What is needed:
Records follow. Pull out every line that contains "name".

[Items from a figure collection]

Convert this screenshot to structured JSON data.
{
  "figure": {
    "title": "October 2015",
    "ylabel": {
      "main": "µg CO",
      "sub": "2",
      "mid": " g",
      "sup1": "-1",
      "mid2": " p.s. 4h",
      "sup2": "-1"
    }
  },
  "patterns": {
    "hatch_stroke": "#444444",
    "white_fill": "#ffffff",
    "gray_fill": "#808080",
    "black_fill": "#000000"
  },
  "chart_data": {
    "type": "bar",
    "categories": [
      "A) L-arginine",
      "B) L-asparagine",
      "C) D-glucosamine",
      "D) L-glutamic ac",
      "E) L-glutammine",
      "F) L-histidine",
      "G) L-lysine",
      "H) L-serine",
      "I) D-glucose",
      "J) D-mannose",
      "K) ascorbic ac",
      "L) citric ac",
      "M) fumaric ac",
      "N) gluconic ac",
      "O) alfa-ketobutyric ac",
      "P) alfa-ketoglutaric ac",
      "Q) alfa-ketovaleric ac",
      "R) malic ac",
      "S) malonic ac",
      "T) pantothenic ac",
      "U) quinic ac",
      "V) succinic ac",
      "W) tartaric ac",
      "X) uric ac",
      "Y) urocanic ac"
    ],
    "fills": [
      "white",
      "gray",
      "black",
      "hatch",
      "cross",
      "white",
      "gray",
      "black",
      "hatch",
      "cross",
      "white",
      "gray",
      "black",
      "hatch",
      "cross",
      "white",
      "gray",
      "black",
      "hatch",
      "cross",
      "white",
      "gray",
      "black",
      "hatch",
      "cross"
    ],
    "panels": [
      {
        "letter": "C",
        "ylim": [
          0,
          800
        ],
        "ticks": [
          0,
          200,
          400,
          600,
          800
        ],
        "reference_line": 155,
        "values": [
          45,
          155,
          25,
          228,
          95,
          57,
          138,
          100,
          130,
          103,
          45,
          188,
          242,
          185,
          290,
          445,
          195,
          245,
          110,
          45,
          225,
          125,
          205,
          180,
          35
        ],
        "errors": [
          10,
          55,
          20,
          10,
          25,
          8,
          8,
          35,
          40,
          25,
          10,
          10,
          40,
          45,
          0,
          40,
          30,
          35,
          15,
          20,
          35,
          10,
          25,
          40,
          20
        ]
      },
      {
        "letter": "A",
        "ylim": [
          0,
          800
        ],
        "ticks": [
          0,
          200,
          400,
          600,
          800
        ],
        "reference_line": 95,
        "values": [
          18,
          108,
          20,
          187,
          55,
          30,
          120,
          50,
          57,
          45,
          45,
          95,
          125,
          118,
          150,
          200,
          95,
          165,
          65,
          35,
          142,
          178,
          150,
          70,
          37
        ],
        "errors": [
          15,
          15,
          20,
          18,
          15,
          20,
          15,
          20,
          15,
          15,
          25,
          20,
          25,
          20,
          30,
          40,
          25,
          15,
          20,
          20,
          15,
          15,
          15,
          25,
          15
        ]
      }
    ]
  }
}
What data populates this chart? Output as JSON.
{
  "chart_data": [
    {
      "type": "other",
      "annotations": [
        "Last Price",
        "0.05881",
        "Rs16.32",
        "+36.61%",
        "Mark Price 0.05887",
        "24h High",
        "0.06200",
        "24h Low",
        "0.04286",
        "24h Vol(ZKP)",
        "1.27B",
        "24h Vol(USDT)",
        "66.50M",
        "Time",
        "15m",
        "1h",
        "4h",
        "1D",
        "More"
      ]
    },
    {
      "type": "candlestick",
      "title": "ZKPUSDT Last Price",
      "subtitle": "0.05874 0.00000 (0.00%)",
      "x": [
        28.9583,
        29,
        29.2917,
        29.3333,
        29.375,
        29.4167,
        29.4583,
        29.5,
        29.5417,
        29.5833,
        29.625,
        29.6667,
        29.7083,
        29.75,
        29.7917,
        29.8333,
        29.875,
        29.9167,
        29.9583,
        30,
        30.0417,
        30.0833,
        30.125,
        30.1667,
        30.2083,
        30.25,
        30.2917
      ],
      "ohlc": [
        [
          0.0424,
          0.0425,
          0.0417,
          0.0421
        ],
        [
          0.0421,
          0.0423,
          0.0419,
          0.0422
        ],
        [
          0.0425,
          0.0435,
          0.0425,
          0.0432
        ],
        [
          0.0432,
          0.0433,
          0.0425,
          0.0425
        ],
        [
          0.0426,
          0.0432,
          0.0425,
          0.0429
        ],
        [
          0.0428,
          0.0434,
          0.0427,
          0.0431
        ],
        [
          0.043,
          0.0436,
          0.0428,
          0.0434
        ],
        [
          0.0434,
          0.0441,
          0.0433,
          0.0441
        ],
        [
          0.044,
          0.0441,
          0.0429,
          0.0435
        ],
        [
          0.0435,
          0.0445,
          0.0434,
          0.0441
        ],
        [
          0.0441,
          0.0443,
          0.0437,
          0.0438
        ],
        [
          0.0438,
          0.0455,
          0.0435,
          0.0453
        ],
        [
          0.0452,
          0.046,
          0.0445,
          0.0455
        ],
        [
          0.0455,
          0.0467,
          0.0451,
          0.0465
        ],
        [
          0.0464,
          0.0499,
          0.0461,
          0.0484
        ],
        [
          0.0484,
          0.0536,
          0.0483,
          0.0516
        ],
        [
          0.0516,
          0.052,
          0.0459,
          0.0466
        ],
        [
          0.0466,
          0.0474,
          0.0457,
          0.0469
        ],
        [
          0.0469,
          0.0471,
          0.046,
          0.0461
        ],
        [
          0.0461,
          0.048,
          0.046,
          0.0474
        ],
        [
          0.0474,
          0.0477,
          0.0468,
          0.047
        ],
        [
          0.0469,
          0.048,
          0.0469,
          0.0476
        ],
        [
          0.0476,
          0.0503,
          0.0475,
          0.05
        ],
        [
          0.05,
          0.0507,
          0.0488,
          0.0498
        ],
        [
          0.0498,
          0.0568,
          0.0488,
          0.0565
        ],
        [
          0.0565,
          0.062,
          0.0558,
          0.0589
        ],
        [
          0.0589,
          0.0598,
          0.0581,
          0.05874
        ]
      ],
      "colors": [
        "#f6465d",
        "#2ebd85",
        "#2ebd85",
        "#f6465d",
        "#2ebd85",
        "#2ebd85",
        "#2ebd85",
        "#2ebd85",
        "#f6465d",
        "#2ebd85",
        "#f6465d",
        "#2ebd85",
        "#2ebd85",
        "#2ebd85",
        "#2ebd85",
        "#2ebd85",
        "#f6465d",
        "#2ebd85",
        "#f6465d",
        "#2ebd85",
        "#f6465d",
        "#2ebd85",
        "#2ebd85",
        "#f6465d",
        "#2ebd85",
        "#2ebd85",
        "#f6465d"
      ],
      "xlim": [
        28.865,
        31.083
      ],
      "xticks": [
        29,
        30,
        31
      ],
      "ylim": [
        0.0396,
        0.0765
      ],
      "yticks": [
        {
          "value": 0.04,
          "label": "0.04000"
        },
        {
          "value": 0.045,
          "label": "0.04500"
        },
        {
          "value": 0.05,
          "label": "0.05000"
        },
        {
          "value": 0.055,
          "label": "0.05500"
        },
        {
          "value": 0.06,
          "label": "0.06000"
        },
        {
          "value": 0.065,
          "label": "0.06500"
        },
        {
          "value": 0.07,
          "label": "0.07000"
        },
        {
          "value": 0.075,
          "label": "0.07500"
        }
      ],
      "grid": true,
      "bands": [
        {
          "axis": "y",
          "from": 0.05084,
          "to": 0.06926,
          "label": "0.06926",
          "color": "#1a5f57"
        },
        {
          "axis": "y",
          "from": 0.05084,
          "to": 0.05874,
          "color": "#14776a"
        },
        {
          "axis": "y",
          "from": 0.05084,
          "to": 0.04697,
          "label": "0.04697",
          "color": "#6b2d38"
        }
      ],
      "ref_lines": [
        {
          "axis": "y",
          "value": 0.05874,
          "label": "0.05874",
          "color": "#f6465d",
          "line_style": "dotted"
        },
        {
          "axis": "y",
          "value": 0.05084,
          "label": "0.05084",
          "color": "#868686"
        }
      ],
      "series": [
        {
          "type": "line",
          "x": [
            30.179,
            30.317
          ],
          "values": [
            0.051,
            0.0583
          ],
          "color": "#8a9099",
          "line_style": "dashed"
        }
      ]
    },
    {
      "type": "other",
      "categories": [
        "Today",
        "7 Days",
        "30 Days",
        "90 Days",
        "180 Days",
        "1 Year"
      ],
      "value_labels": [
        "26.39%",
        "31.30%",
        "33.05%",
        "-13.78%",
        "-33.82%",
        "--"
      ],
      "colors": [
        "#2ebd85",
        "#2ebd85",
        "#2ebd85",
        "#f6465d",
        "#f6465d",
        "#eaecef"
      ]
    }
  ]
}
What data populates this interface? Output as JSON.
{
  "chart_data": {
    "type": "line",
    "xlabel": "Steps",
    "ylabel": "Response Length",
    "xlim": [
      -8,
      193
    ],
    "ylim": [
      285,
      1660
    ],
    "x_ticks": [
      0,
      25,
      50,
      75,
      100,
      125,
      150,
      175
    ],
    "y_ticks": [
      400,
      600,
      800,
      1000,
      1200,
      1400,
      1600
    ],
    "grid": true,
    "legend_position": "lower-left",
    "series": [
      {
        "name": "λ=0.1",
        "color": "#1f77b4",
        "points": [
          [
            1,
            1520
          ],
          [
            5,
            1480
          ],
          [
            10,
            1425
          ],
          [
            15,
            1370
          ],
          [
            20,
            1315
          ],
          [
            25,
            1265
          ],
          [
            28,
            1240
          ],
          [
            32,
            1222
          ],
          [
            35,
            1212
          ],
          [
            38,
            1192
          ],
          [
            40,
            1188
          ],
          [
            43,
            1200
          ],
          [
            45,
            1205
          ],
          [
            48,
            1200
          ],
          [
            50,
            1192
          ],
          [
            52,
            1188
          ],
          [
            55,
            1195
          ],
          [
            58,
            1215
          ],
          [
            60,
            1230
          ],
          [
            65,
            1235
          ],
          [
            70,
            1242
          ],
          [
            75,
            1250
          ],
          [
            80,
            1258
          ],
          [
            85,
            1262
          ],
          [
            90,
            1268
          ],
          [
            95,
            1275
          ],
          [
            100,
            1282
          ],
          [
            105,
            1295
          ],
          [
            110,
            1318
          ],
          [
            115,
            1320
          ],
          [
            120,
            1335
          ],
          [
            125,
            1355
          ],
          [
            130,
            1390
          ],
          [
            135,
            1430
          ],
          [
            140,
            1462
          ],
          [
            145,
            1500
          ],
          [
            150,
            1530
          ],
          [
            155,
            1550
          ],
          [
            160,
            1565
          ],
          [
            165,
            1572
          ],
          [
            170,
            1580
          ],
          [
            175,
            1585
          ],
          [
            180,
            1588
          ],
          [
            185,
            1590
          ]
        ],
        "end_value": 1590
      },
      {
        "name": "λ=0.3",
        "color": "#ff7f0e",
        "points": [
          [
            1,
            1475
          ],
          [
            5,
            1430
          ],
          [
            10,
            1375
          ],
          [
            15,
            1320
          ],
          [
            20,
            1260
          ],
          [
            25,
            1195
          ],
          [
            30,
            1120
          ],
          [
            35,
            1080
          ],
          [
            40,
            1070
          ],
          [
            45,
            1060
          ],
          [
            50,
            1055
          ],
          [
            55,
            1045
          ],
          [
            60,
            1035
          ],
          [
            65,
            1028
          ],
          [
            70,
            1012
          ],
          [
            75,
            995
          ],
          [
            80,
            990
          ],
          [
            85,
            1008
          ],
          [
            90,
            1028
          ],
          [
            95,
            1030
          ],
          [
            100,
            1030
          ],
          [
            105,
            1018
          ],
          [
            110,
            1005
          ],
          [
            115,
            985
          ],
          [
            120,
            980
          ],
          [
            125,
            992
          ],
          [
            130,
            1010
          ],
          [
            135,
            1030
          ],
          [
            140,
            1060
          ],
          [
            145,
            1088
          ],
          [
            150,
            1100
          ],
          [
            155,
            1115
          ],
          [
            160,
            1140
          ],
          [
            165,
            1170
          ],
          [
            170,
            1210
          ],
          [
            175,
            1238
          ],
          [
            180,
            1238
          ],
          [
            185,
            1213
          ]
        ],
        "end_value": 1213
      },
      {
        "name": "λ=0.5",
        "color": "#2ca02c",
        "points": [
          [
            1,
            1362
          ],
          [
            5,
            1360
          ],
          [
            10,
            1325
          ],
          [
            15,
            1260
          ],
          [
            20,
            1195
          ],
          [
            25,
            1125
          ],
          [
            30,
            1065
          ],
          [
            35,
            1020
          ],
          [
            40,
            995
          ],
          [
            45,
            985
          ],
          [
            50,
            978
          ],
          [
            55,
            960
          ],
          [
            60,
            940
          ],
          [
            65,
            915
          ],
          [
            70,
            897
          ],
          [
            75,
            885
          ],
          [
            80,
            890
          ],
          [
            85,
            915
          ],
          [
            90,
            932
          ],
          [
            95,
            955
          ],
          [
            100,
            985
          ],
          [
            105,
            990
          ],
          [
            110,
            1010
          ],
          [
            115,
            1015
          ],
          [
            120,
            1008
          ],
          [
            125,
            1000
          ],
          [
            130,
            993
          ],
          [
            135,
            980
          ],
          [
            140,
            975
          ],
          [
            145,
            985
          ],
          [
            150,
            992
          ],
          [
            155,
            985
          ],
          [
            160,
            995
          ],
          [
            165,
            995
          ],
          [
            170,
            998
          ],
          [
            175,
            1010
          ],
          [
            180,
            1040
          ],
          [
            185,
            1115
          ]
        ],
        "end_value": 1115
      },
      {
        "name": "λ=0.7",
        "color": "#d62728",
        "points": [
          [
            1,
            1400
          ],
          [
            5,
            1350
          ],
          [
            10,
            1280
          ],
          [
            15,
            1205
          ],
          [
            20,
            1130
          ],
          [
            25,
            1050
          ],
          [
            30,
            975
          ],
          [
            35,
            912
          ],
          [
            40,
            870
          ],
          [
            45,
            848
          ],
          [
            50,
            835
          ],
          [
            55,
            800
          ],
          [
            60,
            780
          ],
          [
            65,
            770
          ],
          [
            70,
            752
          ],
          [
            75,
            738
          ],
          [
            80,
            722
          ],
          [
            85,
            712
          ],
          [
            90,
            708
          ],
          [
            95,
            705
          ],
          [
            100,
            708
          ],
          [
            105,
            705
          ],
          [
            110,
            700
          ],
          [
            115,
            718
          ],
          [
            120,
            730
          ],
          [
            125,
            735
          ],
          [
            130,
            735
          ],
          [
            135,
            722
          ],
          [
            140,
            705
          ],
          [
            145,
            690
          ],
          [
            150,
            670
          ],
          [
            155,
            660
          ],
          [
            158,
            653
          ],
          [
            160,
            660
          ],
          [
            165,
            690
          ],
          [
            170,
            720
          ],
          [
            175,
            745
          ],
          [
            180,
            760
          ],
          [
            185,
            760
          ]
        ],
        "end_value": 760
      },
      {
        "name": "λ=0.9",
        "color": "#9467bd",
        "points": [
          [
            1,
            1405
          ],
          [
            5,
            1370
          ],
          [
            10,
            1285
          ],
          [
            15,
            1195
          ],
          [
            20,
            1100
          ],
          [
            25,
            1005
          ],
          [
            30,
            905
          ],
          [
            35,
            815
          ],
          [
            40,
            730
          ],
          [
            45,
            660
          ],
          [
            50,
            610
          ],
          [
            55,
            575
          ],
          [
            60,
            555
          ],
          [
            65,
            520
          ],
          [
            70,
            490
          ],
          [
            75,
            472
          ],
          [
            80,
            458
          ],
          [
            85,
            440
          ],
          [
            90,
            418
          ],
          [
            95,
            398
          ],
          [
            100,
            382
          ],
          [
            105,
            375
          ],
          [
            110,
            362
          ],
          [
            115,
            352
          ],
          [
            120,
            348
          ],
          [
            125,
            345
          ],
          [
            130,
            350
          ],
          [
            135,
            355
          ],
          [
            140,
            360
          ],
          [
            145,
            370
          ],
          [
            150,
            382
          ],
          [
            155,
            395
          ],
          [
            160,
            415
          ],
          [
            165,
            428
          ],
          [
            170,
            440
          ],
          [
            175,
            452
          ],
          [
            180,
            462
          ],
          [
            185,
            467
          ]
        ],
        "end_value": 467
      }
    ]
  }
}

Answer to this problem:
        "name": "λ=0.1",
        "name": "λ=0.3",
        "name": "λ=0.5",
        "name": "λ=0.7",
        "name": "λ=0.9",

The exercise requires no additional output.